(TEXT)

** start **

Toronto Star
June 20, 2006
The Haudenosaunee Confederacy first put up barricades in Caledonia over land they believe is theirs on Feb. 28. Two months later, Ontario announced special negotiations to settle the matter peacefully. On June 12, Premier Dalton McGuinty announced after three allegedly violent incidents there that Ontario had "just about" exhausted "our goodwill and our patience." Negotiations with the Confederacy would come to an end. At least one newspaper columnist asked that the army be brought in. The barricades came down, but the Haudenosaunee say they have no intention of ending the occupation. Are we facing an intifada?
The Lubicon Cree have been waiting since 1898 for a reserve. That's not a misprint. 1898. (FoL editorial note: 1899 rather than 1898 is the year that treaty commissioners for the government of Canada missed the Lubicon people.) Almost a century after the Lubicon were inadvertently omitted from a survey of First Nations eligible for a reserve, Judge Davey Fulton was appointed by prime minister Brian Mulroney to investigate and recommend a solution. He passionately reported that a grave injustice had been done that cried out for immediate relief. Jean Chrétien in opposition agreed, but did nothing in power.
On May 23, the UN Committee on Economic, Social and Cultural Rights "strongly" recommended -- its most forceful stance -- that Canada hold land-rights talks with the Lubicon prior to the granting of licences for economic development on traditional Lubicon lands. Instead, Alberta auctioned off 50,000 hectares of that land for oil sands development on June 14. Canada has not negotiated with the Lubicon since 2003.

** end **

(SUPPLIED INFORMATION)
** start **

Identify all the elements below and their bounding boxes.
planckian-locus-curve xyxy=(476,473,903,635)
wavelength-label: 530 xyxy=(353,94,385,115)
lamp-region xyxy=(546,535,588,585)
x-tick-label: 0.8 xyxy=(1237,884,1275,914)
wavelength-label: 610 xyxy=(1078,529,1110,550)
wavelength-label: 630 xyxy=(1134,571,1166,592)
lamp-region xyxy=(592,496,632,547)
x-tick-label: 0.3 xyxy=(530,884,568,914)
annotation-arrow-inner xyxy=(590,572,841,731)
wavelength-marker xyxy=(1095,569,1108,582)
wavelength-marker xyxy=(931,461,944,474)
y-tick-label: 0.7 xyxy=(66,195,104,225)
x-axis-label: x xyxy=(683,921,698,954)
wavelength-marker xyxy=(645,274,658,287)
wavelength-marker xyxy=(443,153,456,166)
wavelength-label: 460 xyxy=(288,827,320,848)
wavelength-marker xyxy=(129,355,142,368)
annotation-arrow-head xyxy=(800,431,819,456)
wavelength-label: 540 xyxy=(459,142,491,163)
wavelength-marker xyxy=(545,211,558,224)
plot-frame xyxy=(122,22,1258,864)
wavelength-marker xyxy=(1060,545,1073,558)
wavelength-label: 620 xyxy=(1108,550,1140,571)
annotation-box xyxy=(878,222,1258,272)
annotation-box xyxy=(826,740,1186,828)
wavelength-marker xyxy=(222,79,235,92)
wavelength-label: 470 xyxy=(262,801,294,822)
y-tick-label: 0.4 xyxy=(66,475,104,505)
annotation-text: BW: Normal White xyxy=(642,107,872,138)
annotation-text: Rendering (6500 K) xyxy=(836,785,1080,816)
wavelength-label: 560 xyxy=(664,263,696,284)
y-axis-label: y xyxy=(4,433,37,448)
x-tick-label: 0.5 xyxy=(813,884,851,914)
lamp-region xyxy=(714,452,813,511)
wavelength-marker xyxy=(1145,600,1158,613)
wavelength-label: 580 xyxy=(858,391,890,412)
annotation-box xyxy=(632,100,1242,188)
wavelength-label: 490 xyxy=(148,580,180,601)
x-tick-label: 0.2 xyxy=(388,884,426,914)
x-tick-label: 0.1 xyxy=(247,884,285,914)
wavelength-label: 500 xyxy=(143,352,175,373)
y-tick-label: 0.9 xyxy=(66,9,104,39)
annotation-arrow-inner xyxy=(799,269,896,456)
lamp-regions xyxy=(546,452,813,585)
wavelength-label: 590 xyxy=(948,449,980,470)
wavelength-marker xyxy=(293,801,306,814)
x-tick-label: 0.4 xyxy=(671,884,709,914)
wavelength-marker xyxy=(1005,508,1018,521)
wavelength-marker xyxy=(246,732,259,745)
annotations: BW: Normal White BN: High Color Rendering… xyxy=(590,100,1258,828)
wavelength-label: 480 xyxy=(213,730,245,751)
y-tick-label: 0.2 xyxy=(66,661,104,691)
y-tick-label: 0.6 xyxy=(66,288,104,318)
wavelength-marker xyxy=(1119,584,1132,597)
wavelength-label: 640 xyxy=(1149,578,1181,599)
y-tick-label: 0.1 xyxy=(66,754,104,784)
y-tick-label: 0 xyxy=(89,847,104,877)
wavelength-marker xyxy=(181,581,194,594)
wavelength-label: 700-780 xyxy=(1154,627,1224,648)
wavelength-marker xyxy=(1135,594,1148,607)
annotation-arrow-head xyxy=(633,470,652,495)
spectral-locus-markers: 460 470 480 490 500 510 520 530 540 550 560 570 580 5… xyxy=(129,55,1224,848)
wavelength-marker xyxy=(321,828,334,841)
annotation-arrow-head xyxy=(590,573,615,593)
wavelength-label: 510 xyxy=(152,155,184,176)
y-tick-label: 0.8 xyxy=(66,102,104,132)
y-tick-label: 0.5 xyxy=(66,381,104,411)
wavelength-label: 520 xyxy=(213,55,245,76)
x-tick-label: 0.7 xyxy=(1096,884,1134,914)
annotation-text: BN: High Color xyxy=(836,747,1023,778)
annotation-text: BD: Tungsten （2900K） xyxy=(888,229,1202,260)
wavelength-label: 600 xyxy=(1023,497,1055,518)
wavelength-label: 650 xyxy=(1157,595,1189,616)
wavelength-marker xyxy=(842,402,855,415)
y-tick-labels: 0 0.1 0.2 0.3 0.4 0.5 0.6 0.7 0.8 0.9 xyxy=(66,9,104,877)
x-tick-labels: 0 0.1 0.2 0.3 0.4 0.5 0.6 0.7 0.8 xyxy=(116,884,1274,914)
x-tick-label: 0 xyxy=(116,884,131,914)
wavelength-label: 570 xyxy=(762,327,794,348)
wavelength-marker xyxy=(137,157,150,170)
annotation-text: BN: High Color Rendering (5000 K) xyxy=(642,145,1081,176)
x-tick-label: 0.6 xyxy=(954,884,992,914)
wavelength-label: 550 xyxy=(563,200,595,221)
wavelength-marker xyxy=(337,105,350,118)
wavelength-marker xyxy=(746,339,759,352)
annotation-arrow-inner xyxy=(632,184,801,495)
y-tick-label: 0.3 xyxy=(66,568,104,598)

** end **

(TASK SET)
• a. List every person the article names.
• b. Duplicate the part of the records that opens with their first line and closes with the line containing "wavelength-label: 620 xyxy=(1108,550,1140,571)", including both ends.
The article and the records are unrelated to each other.

(SOLUTIONS TO THE PROBLEMS)
• a.
Dalton McGuinty
Davey Fulton
Brian Mulroney
Jean Chrétien

• b.
Identify all the elements below and their bounding boxes.
planckian-locus-curve xyxy=(476,473,903,635)
wavelength-label: 530 xyxy=(353,94,385,115)
lamp-region xyxy=(546,535,588,585)
x-tick-label: 0.8 xyxy=(1237,884,1275,914)
wavelength-label: 610 xyxy=(1078,529,1110,550)
wavelength-label: 630 xyxy=(1134,571,1166,592)
lamp-region xyxy=(592,496,632,547)
x-tick-label: 0.3 xyxy=(530,884,568,914)
annotation-arrow-inner xyxy=(590,572,841,731)
wavelength-marker xyxy=(1095,569,1108,582)
wavelength-marker xyxy=(931,461,944,474)
y-tick-label: 0.7 xyxy=(66,195,104,225)
x-axis-label: x xyxy=(683,921,698,954)
wavelength-marker xyxy=(645,274,658,287)
wavelength-marker xyxy=(443,153,456,166)
wavelength-label: 460 xyxy=(288,827,320,848)
wavelength-marker xyxy=(129,355,142,368)
annotation-arrow-head xyxy=(800,431,819,456)
wavelength-label: 540 xyxy=(459,142,491,163)
wavelength-marker xyxy=(545,211,558,224)
plot-frame xyxy=(122,22,1258,864)
wavelength-marker xyxy=(1060,545,1073,558)
wavelength-label: 620 xyxy=(1108,550,1140,571)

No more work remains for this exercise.